## EXERCISE DIRECTIONS
Pull out every line with the word "estimados" from the entries below.

— Begin RAW RECORDS —

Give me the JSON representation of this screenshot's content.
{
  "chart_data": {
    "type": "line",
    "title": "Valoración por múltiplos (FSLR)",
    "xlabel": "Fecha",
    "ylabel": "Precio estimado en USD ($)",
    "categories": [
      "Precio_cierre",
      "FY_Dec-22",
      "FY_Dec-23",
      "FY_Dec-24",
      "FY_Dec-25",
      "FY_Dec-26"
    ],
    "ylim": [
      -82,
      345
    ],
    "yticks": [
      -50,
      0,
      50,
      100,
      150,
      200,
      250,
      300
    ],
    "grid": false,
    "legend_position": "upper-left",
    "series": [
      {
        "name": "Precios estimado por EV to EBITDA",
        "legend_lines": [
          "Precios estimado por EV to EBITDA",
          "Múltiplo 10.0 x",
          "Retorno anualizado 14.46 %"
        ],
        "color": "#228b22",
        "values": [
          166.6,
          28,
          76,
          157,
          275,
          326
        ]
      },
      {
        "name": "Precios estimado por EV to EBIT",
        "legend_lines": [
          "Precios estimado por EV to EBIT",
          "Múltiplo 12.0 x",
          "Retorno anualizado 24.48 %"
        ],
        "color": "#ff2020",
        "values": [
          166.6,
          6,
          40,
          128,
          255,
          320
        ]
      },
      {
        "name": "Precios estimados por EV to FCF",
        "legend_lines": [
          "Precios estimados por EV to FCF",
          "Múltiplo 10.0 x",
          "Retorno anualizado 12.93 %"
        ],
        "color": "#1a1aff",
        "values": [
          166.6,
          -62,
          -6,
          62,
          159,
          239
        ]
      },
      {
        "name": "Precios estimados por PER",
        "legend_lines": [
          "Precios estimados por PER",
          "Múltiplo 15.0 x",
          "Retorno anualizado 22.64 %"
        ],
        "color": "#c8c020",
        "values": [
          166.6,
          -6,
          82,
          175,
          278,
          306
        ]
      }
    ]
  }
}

— End RAW RECORDS —

## FULL ANSWER
        "name": "Precios estimados por EV to FCF",
          "Precios estimados por EV to FCF",
        "name": "Precios estimados por PER",
          "Precios estimados por PER",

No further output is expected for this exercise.